Data records for software interfaces:
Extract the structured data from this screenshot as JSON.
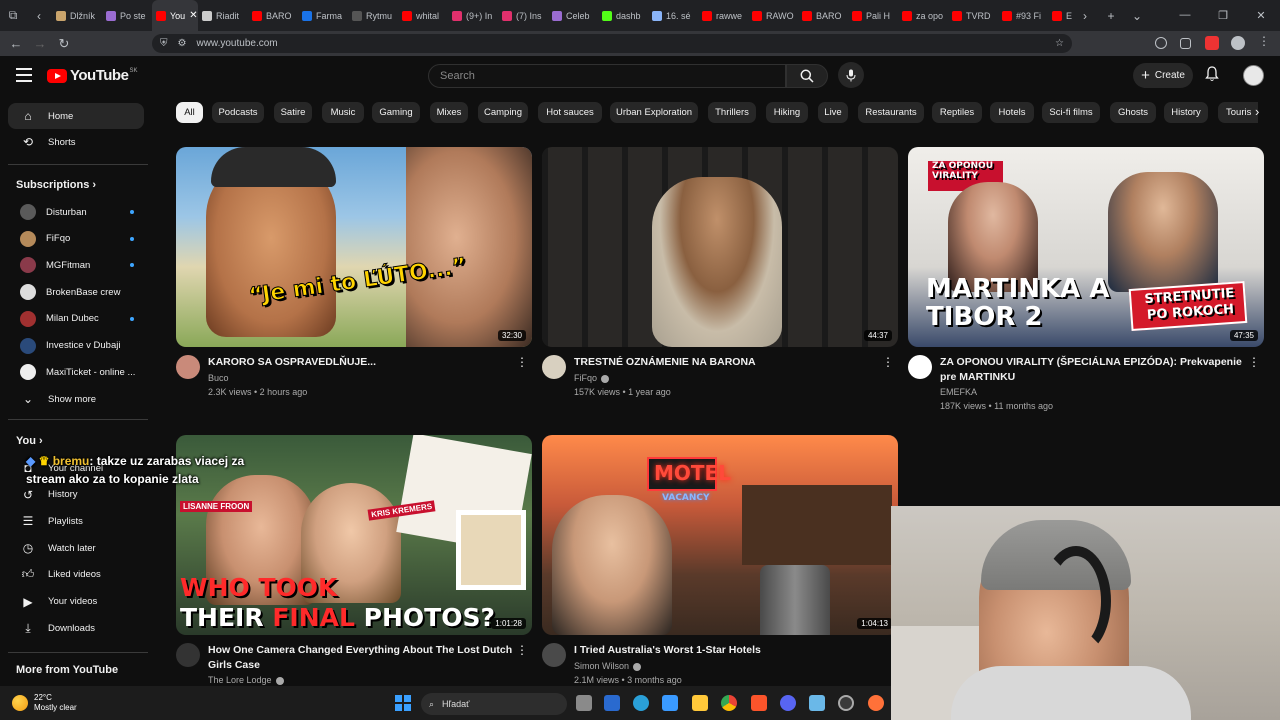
{
  "browser": {
    "tabs": [
      {
        "label": "Dlžník",
        "color": "#c9a46c"
      },
      {
        "label": "Po ste",
        "color": "#9a6cd1"
      },
      {
        "label": "You",
        "color": "#ff0000",
        "active": true
      },
      {
        "label": "Riadit",
        "color": "#cccccc"
      },
      {
        "label": "BARO",
        "color": "#ff0000"
      },
      {
        "label": "Farma",
        "color": "#1a73e8"
      },
      {
        "label": "Rytmu",
        "color": "#555555"
      },
      {
        "label": "whital",
        "color": "#ff0000"
      },
      {
        "label": "(9+) In",
        "color": "#e1306c"
      },
      {
        "label": "(7) Ins",
        "color": "#e1306c"
      },
      {
        "label": "Celeb",
        "color": "#9a6cd1"
      },
      {
        "label": "dashb",
        "color": "#53fc18"
      },
      {
        "label": "16. sé",
        "color": "#8ab4f8"
      },
      {
        "label": "rawwe",
        "color": "#ff0000"
      },
      {
        "label": "RAWO",
        "color": "#ff0000"
      },
      {
        "label": "BARO",
        "color": "#ff0000"
      },
      {
        "label": "Pali H",
        "color": "#ff0000"
      },
      {
        "label": "za opo",
        "color": "#ff0000"
      },
      {
        "label": "TVRD",
        "color": "#ff0000"
      },
      {
        "label": "#93 Fi",
        "color": "#ff0000"
      },
      {
        "label": "Ev",
        "color": "#ff0000"
      }
    ],
    "url": "www.youtube.com"
  },
  "header": {
    "logo": "YouTube",
    "country": "SK",
    "search_placeholder": "Search",
    "create_label": "Create"
  },
  "sidebar": {
    "main": [
      {
        "label": "Home",
        "icon": "home-icon"
      },
      {
        "label": "Shorts",
        "icon": "shorts-icon"
      }
    ],
    "subscriptions_title": "Subscriptions",
    "subscriptions": [
      {
        "label": "Disturban",
        "color": "#5a5a5a",
        "dot": true
      },
      {
        "label": "FiFqo",
        "color": "#b58a5a",
        "dot": true
      },
      {
        "label": "MGFitman",
        "color": "#8a3a4a",
        "dot": true
      },
      {
        "label": "BrokenBase crew",
        "color": "#dddddd",
        "dot": false
      },
      {
        "label": "Milan Dubec",
        "color": "#a03030",
        "dot": true
      },
      {
        "label": "Investice v Dubaji",
        "color": "#2a4a7a",
        "dot": false
      },
      {
        "label": "MaxiTicket - online ...",
        "color": "#eeeeee",
        "dot": false
      }
    ],
    "show_more": "Show more",
    "you_title": "You",
    "you_items": [
      {
        "label": "Your channel",
        "icon": "user-icon"
      },
      {
        "label": "History",
        "icon": "history-icon"
      },
      {
        "label": "Playlists",
        "icon": "playlists-icon"
      },
      {
        "label": "Watch later",
        "icon": "clock-icon"
      },
      {
        "label": "Liked videos",
        "icon": "thumb-up-icon"
      },
      {
        "label": "Your videos",
        "icon": "video-icon"
      },
      {
        "label": "Downloads",
        "icon": "download-icon"
      }
    ],
    "more_title": "More from YouTube"
  },
  "chips": [
    "All",
    "Podcasts",
    "Satire",
    "Music",
    "Gaming",
    "Mixes",
    "Camping",
    "Hot sauces",
    "Urban Exploration",
    "Thrillers",
    "Hiking",
    "Live",
    "Restaurants",
    "Reptiles",
    "Hotels",
    "Sci-fi films",
    "Ghosts",
    "History",
    "Touris"
  ],
  "videos": [
    {
      "title": "KARORO SA OSPRAVEDLŇUJE...",
      "channel": "Buco",
      "verified": false,
      "stats": "2.3K views • 2 hours ago",
      "duration": "32:30",
      "thumb_text": "“Je mi to ĽÚTO...”",
      "avatar_color": "#c98a7a"
    },
    {
      "title": "TRESTNÉ OZNÁMENIE NA BARONA",
      "channel": "FiFqo",
      "verified": true,
      "stats": "157K views • 1 year ago",
      "duration": "44:37",
      "thumb_text": "",
      "avatar_color": "#d8d0c0"
    },
    {
      "title": "ZA OPONOU VIRALITY (ŠPECIÁLNA EPIZÓDA): Prekvapenie pre MARTINKU",
      "channel": "EMEFKA",
      "verified": false,
      "stats": "187K views • 11 months ago",
      "duration": "47:35",
      "thumb_text": "MARTINKA A TIBOR 2",
      "thumb_badge": "ZA OPONOU VIRALITY",
      "thumb_tag": "STRETNUTIE PO ROKOCH",
      "avatar_color": "#ffffff"
    },
    {
      "title": "How One Camera Changed Everything About The Lost Dutch Girls Case",
      "channel": "The Lore Lodge",
      "verified": true,
      "stats": "",
      "duration": "1:01:28",
      "thumb_text_a": "WHO TOOK",
      "thumb_text_b": "THEIR",
      "thumb_text_c": "FINAL",
      "thumb_text_d": "PHOTOS?",
      "thumb_label1": "LISANNE FROON",
      "thumb_label2": "KRIS KREMERS",
      "avatar_color": "#333333"
    },
    {
      "title": "I Tried Australia's Worst 1-Star Hotels",
      "channel": "Simon Wilson",
      "verified": true,
      "stats": "2.1M views • 3 months ago",
      "duration": "1:04:13",
      "thumb_sign": "MOTEL",
      "thumb_sign2": "VACANCY",
      "avatar_color": "#4a4a4a"
    }
  ],
  "chat": {
    "user": "bremu",
    "message": ": takze uz zarabas viacej za stream ako za to kopanie zlata"
  },
  "taskbar": {
    "temp": "22°C",
    "weather": "Mostly clear",
    "search": "Hľadať"
  }
}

EXERCISE DETAILS –
Your answer must be the records above, word for word, with every picture left out.

SOLUTION TO THIS PROBLEM –
Extract the structured data from this screenshot as JSON.
{
  "browser": {
    "tabs": [
      {
        "label": "Dlžník",
        "color": "#c9a46c"
      },
      {
        "label": "Po ste",
        "color": "#9a6cd1"
      },
      {
        "label": "You",
        "color": "#ff0000",
        "active": true
      },
      {
        "label": "Riadit",
        "color": "#cccccc"
      },
      {
        "label": "BARO",
        "color": "#ff0000"
      },
      {
        "label": "Farma",
        "color": "#1a73e8"
      },
      {
        "label": "Rytmu",
        "color": "#555555"
      },
      {
        "label": "whital",
        "color": "#ff0000"
      },
      {
        "label": "(9+) In",
        "color": "#e1306c"
      },
      {
        "label": "(7) Ins",
        "color": "#e1306c"
      },
      {
        "label": "Celeb",
        "color": "#9a6cd1"
      },
      {
        "label": "dashb",
        "color": "#53fc18"
      },
      {
        "label": "16. sé",
        "color": "#8ab4f8"
      },
      {
        "label": "rawwe",
        "color": "#ff0000"
      },
      {
        "label": "RAWO",
        "color": "#ff0000"
      },
      {
        "label": "BARO",
        "color": "#ff0000"
      },
      {
        "label": "Pali H",
        "color": "#ff0000"
      },
      {
        "label": "za opo",
        "color": "#ff0000"
      },
      {
        "label": "TVRD",
        "color": "#ff0000"
      },
      {
        "label": "#93 Fi",
        "color": "#ff0000"
      },
      {
        "label": "Ev",
        "color": "#ff0000"
      }
    ],
    "url": "www.youtube.com"
  },
  "header": {
    "logo": "YouTube",
    "country": "SK",
    "search_placeholder": "Search",
    "create_label": "Create"
  },
  "sidebar": {
    "main": [
      {
        "label": "Home",
        "icon": "home-icon"
      },
      {
        "label": "Shorts",
        "icon": "shorts-icon"
      }
    ],
    "subscriptions_title": "Subscriptions",
    "subscriptions": [
      {
        "label": "Disturban",
        "color": "#5a5a5a",
        "dot": true
      },
      {
        "label": "FiFqo",
        "color": "#b58a5a",
        "dot": true
      },
      {
        "label": "MGFitman",
        "color": "#8a3a4a",
        "dot": true
      },
      {
        "label": "BrokenBase crew",
        "color": "#dddddd",
        "dot": false
      },
      {
        "label": "Milan Dubec",
        "color": "#a03030",
        "dot": true
      },
      {
        "label": "Investice v Dubaji",
        "color": "#2a4a7a",
        "dot": false
      },
      {
        "label": "MaxiTicket - online ...",
        "color": "#eeeeee",
        "dot": false
      }
    ],
    "show_more": "Show more",
    "you_title": "You",
    "you_items": [
      {
        "label": "Your channel",
        "icon": "user-icon"
      },
      {
        "label": "History",
        "icon": "history-icon"
      },
      {
        "label": "Playlists",
        "icon": "playlists-icon"
      },
      {
        "label": "Watch later",
        "icon": "clock-icon"
      },
      {
        "label": "Liked videos",
        "icon": "thumb-up-icon"
      },
      {
        "label": "Your videos",
        "icon": "video-icon"
      },
      {
        "label": "Downloads",
        "icon": "download-icon"
      }
    ],
    "more_title": "More from YouTube"
  },
  "chips": [
    "All",
    "Podcasts",
    "Satire",
    "Music",
    "Gaming",
    "Mixes",
    "Camping",
    "Hot sauces",
    "Urban Exploration",
    "Thrillers",
    "Hiking",
    "Live",
    "Restaurants",
    "Reptiles",
    "Hotels",
    "Sci-fi films",
    "Ghosts",
    "History",
    "Touris"
  ],
  "videos": [
    {
      "title": "KARORO SA OSPRAVEDLŇUJE...",
      "channel": "Buco",
      "verified": false,
      "stats": "2.3K views • 2 hours ago",
      "duration": "32:30",
      "thumb_text": "“Je mi to ĽÚTO...”",
      "avatar_color": "#c98a7a"
    },
    {
      "title": "TRESTNÉ OZNÁMENIE NA BARONA",
      "channel": "FiFqo",
      "verified": true,
      "stats": "157K views • 1 year ago",
      "duration": "44:37",
      "thumb_text": "",
      "avatar_color": "#d8d0c0"
    },
    {
      "title": "ZA OPONOU VIRALITY (ŠPECIÁLNA EPIZÓDA): Prekvapenie pre MARTINKU",
      "channel": "EMEFKA",
      "verified": false,
      "stats": "187K views • 11 months ago",
      "duration": "47:35",
      "thumb_text": "MARTINKA A TIBOR 2",
      "thumb_badge": "ZA OPONOU VIRALITY",
      "thumb_tag": "STRETNUTIE PO ROKOCH",
      "avatar_color": "#ffffff"
    },
    {
      "title": "How One Camera Changed Everything About The Lost Dutch Girls Case",
      "channel": "The Lore Lodge",
      "verified": true,
      "stats": "",
      "duration": "1:01:28",
      "thumb_text_a": "WHO TOOK",
      "thumb_text_b": "THEIR",
      "thumb_text_c": "FINAL",
      "thumb_text_d": "PHOTOS?",
      "thumb_label1": "LISANNE FROON",
      "thumb_label2": "KRIS KREMERS",
      "avatar_color": "#333333"
    },
    {
      "title": "I Tried Australia's Worst 1-Star Hotels",
      "channel": "Simon Wilson",
      "verified": true,
      "stats": "2.1M views • 3 months ago",
      "duration": "1:04:13",
      "thumb_sign": "MOTEL",
      "thumb_sign2": "VACANCY",
      "avatar_color": "#4a4a4a"
    }
  ],
  "chat": {
    "user": "bremu",
    "message": ": takze uz zarabas viacej za stream ako za to kopanie zlata"
  },
  "taskbar": {
    "temp": "22°C",
    "weather": "Mostly clear",
    "search": "Hľadať"
  }
}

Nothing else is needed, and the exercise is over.